* Begin *

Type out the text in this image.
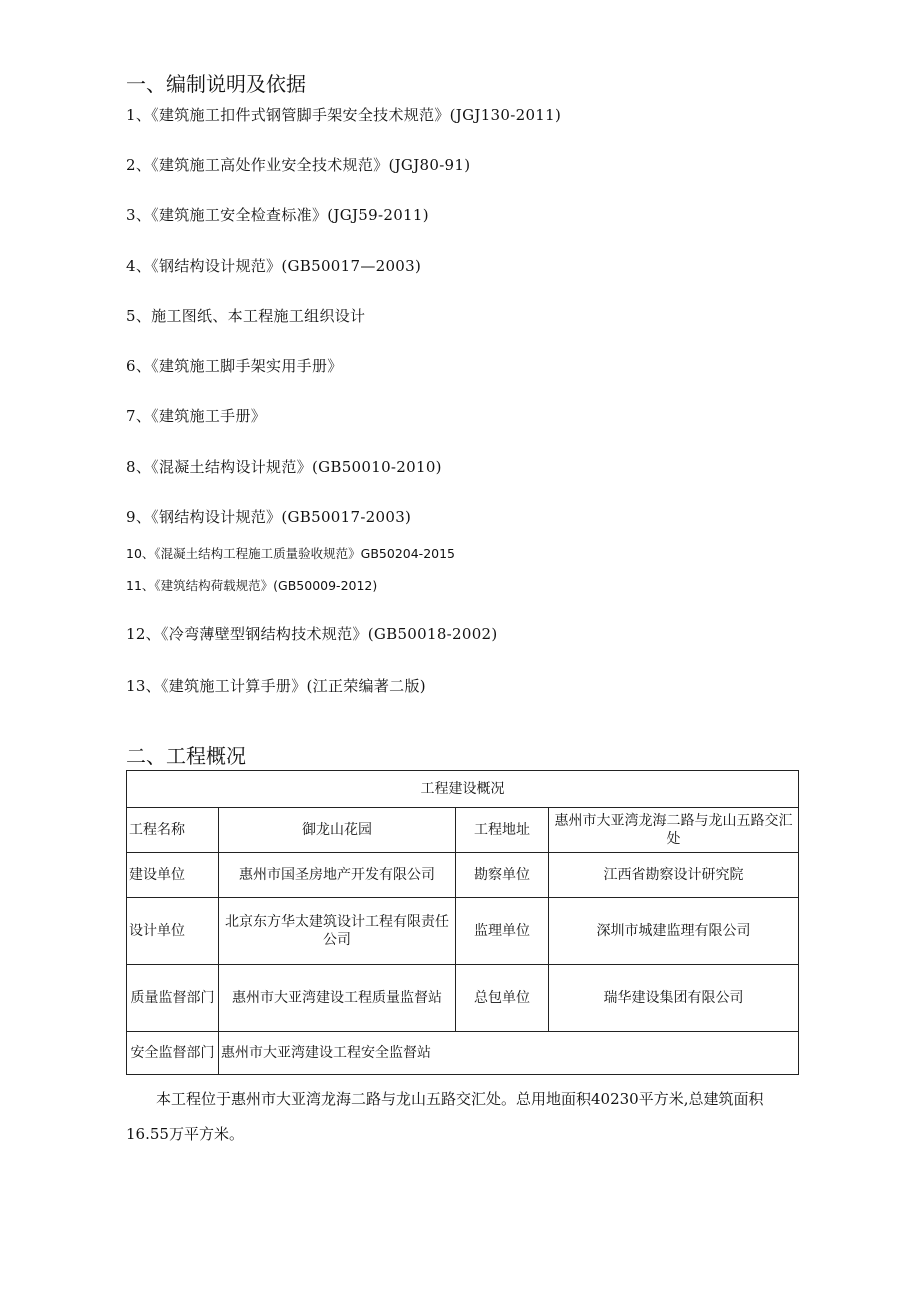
一、编制说明及依据
1、《建筑施工扣件式钢管脚手架安全技术规范》(JGJ130-2011)
2、《建筑施工高处作业安全技术规范》(JGJ80-91)
3、《建筑施工安全检查标准》(JGJ59-2011)
4、《钢结构设计规范》(GB50017—2003)
5、施工图纸、本工程施工组织设计
6、《建筑施工脚手架实用手册》
7、《建筑施工手册》
8、《混凝土结构设计规范》(GB50010-2010)
9、《钢结构设计规范》(GB50017-2003)
10、《混凝土结构工程施工质量验收规范》GB50204-2015
11、《建筑结构荷载规范》(GB50009-2012)
12、《冷弯薄壁型钢结构技术规范》(GB50018-2002)
13、《建筑施工计算手册》(江正荣编著二版)
二、工程概况
工程建设概况			
工程名称	御龙山花园	工程地址	惠州市大亚湾龙海二路与龙山五路交汇处
建设单位	惠州市国圣房地产开发有限公司	勘察单位	江西省勘察设计研究院
设计单位	北京东方华太建筑设计工程有限责任公司	监理单位	深圳市城建监理有限公司
质量监督部门	惠州市大亚湾建设工程质量监督站	总包单位	瑞华建设集团有限公司
安全监督部门	惠州市大亚湾建设工程安全监督站		
本工程位于惠州市大亚湾龙海二路与龙山五路交汇处。总用地面积40230平方米,总建筑面积16.55万平方米。
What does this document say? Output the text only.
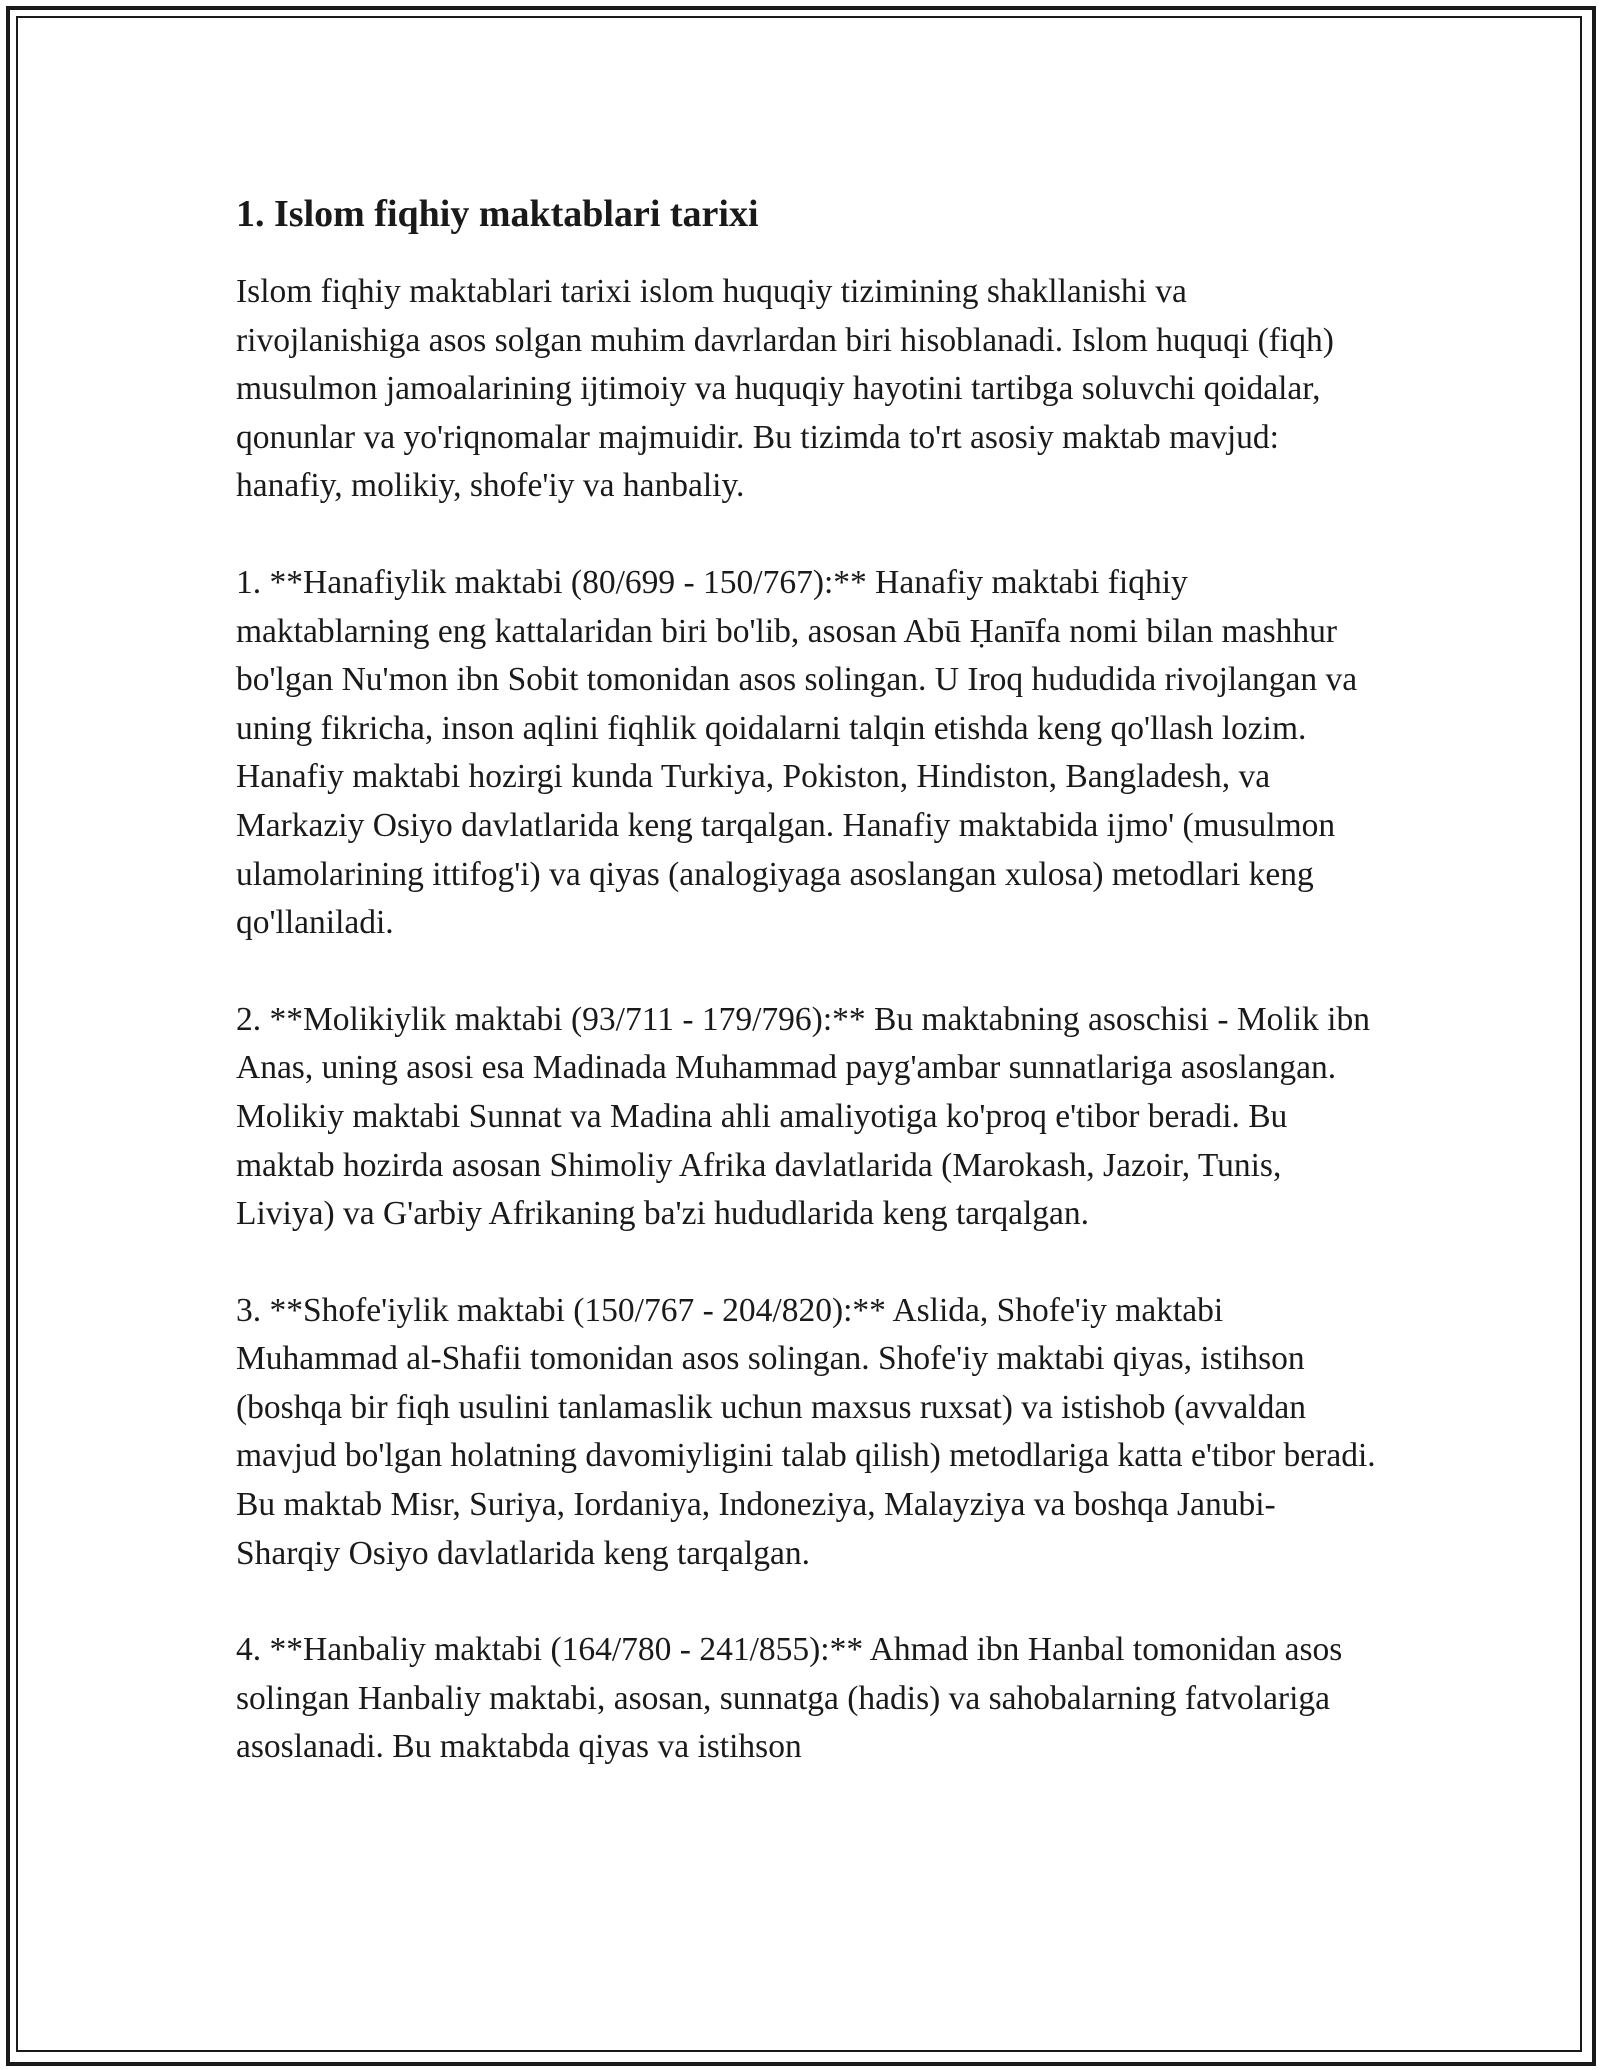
1. Islom fiqhiy maktablari tarixi

Islom fiqhiy maktablari tarixi islom huquqiy tizimining shakllanishi va rivojlanishiga asos solgan muhim davrlardan biri hisoblanadi. Islom huquqi (fiqh) musulmon jamoalarining ijtimoiy va huquqiy hayotini tartibga soluvchi qoidalar, qonunlar va yo'riqnomalar majmuidir. Bu tizimda to'rt asosiy maktab mavjud: hanafiy, molikiy, shofe'iy va hanbaliy.

1. **Hanafiylik maktabi (80/699 - 150/767):** Hanafiy maktabi fiqhiy maktablarning eng kattalaridan biri bo'lib, asosan Abū Ḥanīfa nomi bilan mashhur bo'lgan Nu'mon ibn Sobit tomonidan asos solingan. U Iroq hududida rivojlangan va uning fikricha, inson aqlini fiqhlik qoidalarni talqin etishda keng qo'llash lozim. Hanafiy maktabi hozirgi kunda Turkiya, Pokiston, Hindiston, Bangladesh, va Markaziy Osiyo davlatlarida keng tarqalgan. Hanafiy maktabida ijmo' (musulmon ulamolarining ittifog'i) va qiyas (analogiyaga asoslangan xulosa) metodlari keng qo'llaniladi.

2. **Molikiylik maktabi (93/711 - 179/796):** Bu maktabning asoschisi - Molik ibn Anas, uning asosi esa Madinada Muhammad payg'ambar sunnatlariga asoslangan. Molikiy maktabi Sunnat va Madina ahli amaliyotiga ko'proq e'tibor beradi. Bu maktab hozirda asosan Shimoliy Afrika davlatlarida (Marokash, Jazoir, Tunis, Liviya) va G'arbiy Afrikaning ba'zi hududlarida keng tarqalgan.

3. **Shofe'iylik maktabi (150/767 - 204/820):** Aslida, Shofe'iy maktabi Muhammad al-Shafii tomonidan asos solingan. Shofe'iy maktabi qiyas, istihson (boshqa bir fiqh usulini tanlamaslik uchun maxsus ruxsat) va istishob (avvaldan mavjud bo'lgan holatning davomiyligini talab qilish) metodlariga katta e'tibor beradi. Bu maktab Misr, Suriya, Iordaniya, Indoneziya, Malayziya va boshqa Janubi-Sharqiy Osiyo davlatlarida keng tarqalgan.

4. **Hanbaliy maktabi (164/780 - 241/855):** Ahmad ibn Hanbal tomonidan asos solingan Hanbaliy maktabi, asosan, sunnatga (hadis) va sahobalarning fatvolariga asoslanadi. Bu maktabda qiyas va istihson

* End *

• _To do_: Print each entry shown above with exact wording and no pictures.

• _Final result_:
Type out the text in this image.
一、编制说明及依据
1、《建筑施工扣件式钢管脚手架安全技术规范》(JGJ130-2011)
2、《建筑施工高处作业安全技术规范》(JGJ80-91)
3、《建筑施工安全检查标准》(JGJ59-2011)
4、《钢结构设计规范》(GB50017—2003)
5、施工图纸、本工程施工组织设计
6、《建筑施工脚手架实用手册》
7、《建筑施工手册》
8、《混凝土结构设计规范》(GB50010-2010)
9、《钢结构设计规范》(GB50017-2003)
10、《混凝土结构工程施工质量验收规范》GB50204-2015
11、《建筑结构荷载规范》(GB50009-2012)
12、《冷弯薄壁型钢结构技术规范》(GB50018-2002)
13、《建筑施工计算手册》(江正荣编著二版)
二、工程概况
工程建设概况			
工程名称	御龙山花园	工程地址	惠州市大亚湾龙海二路与龙山五路交汇处
建设单位	惠州市国圣房地产开发有限公司	勘察单位	江西省勘察设计研究院
设计单位	北京东方华太建筑设计工程有限责任公司	监理单位	深圳市城建监理有限公司
质量监督部门	惠州市大亚湾建设工程质量监督站	总包单位	瑞华建设集团有限公司
安全监督部门	惠州市大亚湾建设工程安全监督站		
本工程位于惠州市大亚湾龙海二路与龙山五路交汇处。总用地面积40230平方米,总建筑面积16.55万平方米。
What does this document say? Output the text only.
1. Islom fiqhiy maktablari tarixi

Islom fiqhiy maktablari tarixi islom huquqiy tizimining shakllanishi va rivojlanishiga asos solgan muhim davrlardan biri hisoblanadi. Islom huquqi (fiqh) musulmon jamoalarining ijtimoiy va huquqiy hayotini tartibga soluvchi qoidalar, qonunlar va yo'riqnomalar majmuidir. Bu tizimda to'rt asosiy maktab mavjud: hanafiy, molikiy, shofe'iy va hanbaliy.

1. **Hanafiylik maktabi (80/699 - 150/767):** Hanafiy maktabi fiqhiy maktablarning eng kattalaridan biri bo'lib, asosan Abū Ḥanīfa nomi bilan mashhur bo'lgan Nu'mon ibn Sobit tomonidan asos solingan. U Iroq hududida rivojlangan va uning fikricha, inson aqlini fiqhlik qoidalarni talqin etishda keng qo'llash lozim. Hanafiy maktabi hozirgi kunda Turkiya, Pokiston, Hindiston, Bangladesh, va Markaziy Osiyo davlatlarida keng tarqalgan. Hanafiy maktabida ijmo' (musulmon ulamolarining ittifog'i) va qiyas (analogiyaga asoslangan xulosa) metodlari keng qo'llaniladi.

2. **Molikiylik maktabi (93/711 - 179/796):** Bu maktabning asoschisi - Molik ibn Anas, uning asosi esa Madinada Muhammad payg'ambar sunnatlariga asoslangan. Molikiy maktabi Sunnat va Madina ahli amaliyotiga ko'proq e'tibor beradi. Bu maktab hozirda asosan Shimoliy Afrika davlatlarida (Marokash, Jazoir, Tunis, Liviya) va G'arbiy Afrikaning ba'zi hududlarida keng tarqalgan.

3. **Shofe'iylik maktabi (150/767 - 204/820):** Aslida, Shofe'iy maktabi Muhammad al-Shafii tomonidan asos solingan. Shofe'iy maktabi qiyas, istihson (boshqa bir fiqh usulini tanlamaslik uchun maxsus ruxsat) va istishob (avvaldan mavjud bo'lgan holatning davomiyligini talab qilish) metodlariga katta e'tibor beradi. Bu maktab Misr, Suriya, Iordaniya, Indoneziya, Malayziya va boshqa Janubi-Sharqiy Osiyo davlatlarida keng tarqalgan.

4. **Hanbaliy maktabi (164/780 - 241/855):** Ahmad ibn Hanbal tomonidan asos solingan Hanbaliy maktabi, asosan, sunnatga (hadis) va sahobalarning fatvolariga asoslanadi. Bu maktabda qiyas va istihson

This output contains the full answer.